## Aim:
Copy each line that holds "screenshot".

## Information shown:

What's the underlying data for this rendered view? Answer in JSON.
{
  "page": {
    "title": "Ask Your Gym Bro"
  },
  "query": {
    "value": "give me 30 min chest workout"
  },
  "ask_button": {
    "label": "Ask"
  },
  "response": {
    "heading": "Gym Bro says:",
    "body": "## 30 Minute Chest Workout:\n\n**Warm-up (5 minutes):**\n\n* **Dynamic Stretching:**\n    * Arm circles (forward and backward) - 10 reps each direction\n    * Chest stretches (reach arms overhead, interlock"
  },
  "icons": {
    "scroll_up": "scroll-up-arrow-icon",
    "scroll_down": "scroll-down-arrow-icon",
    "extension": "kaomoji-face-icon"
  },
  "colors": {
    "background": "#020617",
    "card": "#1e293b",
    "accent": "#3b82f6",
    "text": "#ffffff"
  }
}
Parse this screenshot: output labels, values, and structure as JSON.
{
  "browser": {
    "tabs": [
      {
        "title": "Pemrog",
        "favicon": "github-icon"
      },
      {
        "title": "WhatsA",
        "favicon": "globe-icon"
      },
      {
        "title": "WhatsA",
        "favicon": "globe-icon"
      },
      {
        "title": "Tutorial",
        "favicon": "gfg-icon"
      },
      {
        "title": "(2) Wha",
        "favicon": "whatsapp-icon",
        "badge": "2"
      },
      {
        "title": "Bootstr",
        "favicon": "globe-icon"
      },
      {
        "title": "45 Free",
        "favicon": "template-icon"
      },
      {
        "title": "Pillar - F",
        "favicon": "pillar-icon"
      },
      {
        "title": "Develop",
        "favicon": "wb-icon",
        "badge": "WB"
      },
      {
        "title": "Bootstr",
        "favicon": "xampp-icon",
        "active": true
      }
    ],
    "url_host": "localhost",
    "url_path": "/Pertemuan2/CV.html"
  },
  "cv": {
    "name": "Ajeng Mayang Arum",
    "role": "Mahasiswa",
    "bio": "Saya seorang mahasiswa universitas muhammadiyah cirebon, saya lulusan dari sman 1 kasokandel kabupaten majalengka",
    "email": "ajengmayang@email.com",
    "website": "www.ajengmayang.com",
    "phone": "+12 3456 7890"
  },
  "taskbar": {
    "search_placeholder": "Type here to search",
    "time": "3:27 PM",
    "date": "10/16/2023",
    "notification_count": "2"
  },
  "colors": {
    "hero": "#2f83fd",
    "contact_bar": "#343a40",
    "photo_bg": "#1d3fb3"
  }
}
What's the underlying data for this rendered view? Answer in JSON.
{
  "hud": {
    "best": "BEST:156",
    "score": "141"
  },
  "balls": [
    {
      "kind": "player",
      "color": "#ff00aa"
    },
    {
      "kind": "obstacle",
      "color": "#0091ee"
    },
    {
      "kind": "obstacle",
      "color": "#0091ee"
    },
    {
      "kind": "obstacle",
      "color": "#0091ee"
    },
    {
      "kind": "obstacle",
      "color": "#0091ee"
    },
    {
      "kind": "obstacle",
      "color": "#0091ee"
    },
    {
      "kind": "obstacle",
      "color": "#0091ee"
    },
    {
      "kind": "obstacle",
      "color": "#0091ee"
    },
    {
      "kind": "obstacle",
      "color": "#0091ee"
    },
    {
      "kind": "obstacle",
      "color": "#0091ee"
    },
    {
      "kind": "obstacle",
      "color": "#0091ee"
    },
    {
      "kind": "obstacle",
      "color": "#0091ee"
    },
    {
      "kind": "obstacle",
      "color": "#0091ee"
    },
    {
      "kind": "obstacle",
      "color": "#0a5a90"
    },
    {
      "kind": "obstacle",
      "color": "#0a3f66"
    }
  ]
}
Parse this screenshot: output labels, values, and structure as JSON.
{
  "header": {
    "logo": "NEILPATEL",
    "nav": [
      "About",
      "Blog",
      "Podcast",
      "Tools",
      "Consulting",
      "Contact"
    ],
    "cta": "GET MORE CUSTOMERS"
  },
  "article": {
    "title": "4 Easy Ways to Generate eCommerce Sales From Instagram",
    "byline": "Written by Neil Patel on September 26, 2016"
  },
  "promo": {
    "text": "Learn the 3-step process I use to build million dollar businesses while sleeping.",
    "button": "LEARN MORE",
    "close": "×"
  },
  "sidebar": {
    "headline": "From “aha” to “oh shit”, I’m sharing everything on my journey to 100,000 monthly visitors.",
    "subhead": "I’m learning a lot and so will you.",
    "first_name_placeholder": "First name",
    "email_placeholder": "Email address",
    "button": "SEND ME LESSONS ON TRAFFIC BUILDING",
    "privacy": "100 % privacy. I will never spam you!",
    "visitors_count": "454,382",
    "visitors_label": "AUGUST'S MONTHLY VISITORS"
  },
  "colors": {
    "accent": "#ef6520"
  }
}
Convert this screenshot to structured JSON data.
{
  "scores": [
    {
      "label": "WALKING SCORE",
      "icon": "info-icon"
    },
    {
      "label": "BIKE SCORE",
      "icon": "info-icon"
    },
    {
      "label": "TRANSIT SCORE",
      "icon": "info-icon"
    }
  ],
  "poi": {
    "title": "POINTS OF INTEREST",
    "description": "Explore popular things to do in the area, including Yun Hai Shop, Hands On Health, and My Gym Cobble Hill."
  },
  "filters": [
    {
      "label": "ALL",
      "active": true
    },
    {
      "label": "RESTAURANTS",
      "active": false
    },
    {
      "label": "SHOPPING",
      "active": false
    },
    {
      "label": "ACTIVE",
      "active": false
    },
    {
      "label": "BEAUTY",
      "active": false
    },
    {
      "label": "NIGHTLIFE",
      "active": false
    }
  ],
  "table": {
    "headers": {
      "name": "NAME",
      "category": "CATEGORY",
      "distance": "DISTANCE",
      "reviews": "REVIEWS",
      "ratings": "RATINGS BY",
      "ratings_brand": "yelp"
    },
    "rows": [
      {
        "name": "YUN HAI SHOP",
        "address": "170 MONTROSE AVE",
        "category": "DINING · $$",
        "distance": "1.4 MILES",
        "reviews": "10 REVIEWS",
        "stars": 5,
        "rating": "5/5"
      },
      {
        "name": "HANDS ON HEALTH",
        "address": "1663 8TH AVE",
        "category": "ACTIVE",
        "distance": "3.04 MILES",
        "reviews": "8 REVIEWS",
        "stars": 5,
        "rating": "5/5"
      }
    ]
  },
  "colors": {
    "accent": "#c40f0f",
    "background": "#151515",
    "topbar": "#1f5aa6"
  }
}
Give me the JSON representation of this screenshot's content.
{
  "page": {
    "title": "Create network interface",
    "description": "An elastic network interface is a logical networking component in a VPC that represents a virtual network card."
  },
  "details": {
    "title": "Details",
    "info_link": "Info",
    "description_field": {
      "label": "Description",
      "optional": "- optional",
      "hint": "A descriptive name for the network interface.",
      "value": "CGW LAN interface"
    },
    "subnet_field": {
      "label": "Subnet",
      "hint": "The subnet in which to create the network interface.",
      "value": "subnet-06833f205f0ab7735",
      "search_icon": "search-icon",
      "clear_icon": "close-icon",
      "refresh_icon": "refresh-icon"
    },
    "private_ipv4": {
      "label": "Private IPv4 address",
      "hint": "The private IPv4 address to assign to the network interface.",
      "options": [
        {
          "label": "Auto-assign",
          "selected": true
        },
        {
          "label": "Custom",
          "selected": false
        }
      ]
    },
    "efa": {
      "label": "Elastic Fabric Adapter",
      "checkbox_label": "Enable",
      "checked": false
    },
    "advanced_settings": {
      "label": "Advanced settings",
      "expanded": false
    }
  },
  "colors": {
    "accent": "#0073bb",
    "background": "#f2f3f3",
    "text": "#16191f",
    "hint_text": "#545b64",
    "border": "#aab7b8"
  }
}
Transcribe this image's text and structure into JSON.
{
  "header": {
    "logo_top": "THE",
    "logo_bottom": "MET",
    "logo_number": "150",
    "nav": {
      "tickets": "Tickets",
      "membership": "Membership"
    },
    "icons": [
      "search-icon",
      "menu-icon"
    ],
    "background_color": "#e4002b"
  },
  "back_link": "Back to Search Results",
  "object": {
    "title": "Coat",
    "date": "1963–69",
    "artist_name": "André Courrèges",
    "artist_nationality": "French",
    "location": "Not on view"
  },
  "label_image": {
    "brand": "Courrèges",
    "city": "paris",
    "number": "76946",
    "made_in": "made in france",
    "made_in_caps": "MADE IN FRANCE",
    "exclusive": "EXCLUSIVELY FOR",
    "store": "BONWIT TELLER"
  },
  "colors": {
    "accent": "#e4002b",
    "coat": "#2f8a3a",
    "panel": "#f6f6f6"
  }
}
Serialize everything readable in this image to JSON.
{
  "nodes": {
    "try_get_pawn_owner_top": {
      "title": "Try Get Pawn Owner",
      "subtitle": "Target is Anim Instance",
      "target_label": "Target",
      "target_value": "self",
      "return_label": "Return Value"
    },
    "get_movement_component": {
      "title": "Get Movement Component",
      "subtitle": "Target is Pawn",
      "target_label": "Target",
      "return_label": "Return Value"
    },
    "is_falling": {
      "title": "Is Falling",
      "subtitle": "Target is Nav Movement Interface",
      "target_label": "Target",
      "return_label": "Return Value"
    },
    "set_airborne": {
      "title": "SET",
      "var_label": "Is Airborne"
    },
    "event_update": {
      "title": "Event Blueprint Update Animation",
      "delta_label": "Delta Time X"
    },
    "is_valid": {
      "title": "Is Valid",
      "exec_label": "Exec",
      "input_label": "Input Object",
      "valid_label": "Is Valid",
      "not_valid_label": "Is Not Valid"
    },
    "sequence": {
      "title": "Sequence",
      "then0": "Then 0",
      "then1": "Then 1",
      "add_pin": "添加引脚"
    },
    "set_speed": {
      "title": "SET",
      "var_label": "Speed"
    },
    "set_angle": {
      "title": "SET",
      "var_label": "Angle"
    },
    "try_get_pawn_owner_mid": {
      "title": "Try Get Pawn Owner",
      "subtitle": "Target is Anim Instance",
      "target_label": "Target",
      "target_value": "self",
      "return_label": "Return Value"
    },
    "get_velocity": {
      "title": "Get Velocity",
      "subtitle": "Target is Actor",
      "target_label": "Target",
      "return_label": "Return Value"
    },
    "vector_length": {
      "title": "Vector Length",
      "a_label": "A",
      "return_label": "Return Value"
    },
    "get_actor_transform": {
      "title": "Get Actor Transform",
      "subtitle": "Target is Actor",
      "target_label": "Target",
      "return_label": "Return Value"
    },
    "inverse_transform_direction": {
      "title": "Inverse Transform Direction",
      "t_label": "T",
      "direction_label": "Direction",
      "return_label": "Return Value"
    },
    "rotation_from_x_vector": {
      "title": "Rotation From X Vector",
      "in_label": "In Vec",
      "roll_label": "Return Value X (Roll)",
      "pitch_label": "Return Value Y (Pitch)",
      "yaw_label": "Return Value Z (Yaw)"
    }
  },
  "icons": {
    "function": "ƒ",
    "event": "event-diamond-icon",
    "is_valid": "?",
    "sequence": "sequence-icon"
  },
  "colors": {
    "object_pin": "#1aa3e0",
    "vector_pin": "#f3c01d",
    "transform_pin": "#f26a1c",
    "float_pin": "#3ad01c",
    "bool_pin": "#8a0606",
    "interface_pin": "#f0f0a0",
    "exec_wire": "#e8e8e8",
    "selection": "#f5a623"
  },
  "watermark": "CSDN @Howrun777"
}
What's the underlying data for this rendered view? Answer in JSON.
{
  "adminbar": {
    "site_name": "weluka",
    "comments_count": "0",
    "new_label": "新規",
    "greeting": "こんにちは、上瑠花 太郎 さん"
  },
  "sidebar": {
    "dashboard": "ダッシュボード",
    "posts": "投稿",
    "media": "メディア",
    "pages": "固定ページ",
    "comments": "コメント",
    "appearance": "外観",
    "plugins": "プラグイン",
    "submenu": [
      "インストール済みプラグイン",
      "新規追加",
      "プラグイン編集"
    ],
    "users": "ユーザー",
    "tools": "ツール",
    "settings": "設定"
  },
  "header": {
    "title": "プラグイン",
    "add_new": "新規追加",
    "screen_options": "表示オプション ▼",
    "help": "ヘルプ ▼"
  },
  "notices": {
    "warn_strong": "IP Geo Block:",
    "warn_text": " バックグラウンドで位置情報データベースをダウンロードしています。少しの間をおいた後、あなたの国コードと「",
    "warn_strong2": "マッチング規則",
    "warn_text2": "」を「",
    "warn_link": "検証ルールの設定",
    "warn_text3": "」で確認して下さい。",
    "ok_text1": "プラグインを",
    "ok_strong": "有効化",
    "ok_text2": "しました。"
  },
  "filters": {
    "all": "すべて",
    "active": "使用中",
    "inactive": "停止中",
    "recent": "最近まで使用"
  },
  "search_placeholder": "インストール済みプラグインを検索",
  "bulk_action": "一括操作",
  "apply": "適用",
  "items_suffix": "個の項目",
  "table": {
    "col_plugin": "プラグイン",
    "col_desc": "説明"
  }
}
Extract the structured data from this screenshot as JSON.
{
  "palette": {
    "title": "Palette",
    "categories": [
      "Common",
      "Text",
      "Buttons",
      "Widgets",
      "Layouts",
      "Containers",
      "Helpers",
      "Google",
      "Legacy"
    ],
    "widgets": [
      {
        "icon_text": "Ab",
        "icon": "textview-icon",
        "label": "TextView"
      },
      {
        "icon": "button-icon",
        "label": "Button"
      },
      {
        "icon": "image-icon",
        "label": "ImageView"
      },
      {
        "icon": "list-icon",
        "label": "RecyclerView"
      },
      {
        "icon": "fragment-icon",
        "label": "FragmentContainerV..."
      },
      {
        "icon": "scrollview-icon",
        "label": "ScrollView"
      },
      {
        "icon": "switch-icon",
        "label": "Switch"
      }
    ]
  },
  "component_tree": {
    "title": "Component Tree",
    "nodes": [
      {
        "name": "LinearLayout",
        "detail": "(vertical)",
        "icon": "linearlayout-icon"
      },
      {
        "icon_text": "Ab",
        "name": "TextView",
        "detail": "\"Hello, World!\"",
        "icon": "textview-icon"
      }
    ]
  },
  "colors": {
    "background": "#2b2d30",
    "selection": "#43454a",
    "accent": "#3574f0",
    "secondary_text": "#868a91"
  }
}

## Solution to this task:
Parse this screenshot: output labels, values, and structure as JSON.
Parse this screenshot: output labels, values, and structure as JSON.
Convert this screenshot to structured JSON data.
Give me the JSON representation of this screenshot's content.
Extract the structured data from this screenshot as JSON.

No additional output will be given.